> **SHORT EXERCISE**:
Find every line in the records below that contains the word "grid", and copy each such line.

> **INPUT MATERIAL**:

>>>

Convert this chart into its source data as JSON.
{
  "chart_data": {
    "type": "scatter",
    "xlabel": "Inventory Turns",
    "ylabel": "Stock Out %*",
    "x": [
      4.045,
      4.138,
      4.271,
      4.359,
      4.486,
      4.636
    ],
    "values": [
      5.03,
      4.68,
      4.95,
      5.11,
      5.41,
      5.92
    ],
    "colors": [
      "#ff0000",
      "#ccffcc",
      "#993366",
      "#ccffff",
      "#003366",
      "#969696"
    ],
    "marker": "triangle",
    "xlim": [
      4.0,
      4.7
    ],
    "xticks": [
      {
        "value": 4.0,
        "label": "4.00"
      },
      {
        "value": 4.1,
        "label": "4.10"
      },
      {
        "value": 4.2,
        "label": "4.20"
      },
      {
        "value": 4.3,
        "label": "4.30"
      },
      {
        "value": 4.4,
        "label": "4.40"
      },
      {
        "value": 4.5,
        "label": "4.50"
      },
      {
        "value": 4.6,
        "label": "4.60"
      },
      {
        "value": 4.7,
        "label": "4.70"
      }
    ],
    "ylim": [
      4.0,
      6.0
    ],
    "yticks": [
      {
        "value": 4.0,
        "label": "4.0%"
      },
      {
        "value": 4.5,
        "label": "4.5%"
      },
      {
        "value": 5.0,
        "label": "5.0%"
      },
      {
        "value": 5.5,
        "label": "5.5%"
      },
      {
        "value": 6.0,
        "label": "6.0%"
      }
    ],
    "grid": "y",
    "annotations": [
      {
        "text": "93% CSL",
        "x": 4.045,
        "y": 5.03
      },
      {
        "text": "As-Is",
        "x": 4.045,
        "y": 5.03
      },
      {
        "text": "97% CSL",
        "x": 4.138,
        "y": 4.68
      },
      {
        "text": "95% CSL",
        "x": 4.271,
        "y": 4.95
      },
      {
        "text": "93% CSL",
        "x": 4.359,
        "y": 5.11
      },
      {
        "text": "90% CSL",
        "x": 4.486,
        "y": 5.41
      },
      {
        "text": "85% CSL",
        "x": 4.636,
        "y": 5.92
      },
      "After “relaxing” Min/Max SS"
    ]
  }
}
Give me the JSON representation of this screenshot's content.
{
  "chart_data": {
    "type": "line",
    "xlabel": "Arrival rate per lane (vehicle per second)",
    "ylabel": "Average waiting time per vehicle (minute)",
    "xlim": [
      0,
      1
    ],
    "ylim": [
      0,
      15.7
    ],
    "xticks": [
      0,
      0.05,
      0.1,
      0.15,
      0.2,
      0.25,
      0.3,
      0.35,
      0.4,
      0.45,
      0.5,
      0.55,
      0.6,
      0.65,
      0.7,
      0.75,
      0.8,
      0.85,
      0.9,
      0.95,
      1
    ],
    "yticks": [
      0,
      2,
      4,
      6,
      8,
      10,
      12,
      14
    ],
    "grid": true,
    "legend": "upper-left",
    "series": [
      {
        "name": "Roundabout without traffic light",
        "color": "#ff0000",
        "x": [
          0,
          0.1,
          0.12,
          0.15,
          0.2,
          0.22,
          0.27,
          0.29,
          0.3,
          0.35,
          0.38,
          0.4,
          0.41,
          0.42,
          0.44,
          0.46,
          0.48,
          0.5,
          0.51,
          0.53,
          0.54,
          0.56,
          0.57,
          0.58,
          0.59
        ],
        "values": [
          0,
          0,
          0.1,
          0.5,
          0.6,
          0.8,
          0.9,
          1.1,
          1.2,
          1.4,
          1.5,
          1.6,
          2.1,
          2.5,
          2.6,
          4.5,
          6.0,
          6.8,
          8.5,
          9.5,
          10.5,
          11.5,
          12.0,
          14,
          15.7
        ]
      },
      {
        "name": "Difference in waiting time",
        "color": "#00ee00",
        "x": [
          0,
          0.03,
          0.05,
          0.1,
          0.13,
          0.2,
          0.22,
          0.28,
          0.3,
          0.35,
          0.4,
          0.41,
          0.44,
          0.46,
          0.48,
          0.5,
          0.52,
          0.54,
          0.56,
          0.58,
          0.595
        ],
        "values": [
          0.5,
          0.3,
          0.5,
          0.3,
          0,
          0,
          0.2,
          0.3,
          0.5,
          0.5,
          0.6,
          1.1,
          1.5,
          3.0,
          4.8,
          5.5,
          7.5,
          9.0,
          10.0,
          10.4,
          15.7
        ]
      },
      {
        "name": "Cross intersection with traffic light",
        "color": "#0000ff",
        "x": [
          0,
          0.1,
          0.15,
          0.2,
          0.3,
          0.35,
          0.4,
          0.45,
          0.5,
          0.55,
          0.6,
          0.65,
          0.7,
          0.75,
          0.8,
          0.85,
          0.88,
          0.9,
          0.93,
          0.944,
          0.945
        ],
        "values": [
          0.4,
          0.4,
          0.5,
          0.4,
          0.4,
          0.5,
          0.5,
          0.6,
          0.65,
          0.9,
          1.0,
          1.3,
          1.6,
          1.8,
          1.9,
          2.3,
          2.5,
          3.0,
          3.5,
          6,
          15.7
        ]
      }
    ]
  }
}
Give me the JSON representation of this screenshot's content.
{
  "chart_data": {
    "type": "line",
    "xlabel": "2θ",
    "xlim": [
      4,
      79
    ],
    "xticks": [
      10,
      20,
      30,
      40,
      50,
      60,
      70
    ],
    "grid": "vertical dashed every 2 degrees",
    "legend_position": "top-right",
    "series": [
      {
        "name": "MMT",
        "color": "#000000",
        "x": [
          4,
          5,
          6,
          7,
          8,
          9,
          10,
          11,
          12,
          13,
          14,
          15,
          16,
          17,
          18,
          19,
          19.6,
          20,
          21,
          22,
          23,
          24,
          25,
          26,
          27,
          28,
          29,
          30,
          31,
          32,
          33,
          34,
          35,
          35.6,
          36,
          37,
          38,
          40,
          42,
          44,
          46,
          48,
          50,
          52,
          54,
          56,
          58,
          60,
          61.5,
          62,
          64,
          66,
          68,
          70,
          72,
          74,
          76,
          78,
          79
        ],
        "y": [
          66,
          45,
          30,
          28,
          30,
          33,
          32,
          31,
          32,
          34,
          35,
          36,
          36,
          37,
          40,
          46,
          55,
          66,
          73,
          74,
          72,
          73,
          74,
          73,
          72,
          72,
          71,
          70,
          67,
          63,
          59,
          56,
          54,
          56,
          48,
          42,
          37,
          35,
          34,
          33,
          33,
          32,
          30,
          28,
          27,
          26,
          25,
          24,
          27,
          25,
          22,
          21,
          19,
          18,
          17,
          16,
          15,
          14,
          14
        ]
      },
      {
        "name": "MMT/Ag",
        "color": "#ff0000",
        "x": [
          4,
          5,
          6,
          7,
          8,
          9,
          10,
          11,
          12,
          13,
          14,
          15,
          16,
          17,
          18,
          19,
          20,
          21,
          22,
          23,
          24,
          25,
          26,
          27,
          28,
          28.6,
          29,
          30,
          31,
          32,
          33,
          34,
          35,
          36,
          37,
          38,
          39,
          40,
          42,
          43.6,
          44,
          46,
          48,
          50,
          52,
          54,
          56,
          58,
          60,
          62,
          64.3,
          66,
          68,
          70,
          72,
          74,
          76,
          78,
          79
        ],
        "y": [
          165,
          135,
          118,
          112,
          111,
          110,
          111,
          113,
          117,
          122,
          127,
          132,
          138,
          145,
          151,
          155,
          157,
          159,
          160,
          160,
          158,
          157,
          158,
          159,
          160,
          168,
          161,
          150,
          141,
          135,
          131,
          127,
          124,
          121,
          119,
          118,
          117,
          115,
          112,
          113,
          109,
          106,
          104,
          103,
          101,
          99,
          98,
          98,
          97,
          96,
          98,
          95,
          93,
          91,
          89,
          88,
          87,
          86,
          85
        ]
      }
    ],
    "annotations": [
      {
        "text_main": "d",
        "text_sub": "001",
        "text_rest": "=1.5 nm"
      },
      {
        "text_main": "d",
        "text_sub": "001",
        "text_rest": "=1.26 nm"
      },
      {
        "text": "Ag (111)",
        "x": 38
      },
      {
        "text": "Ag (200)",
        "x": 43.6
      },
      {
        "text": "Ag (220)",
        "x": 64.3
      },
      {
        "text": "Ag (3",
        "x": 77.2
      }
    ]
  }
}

<<<

> **SOLUTION TO THIS EXERCISE**:
    "grid": "y",
    "grid": true,
    "grid": "vertical dashed every 2 degrees",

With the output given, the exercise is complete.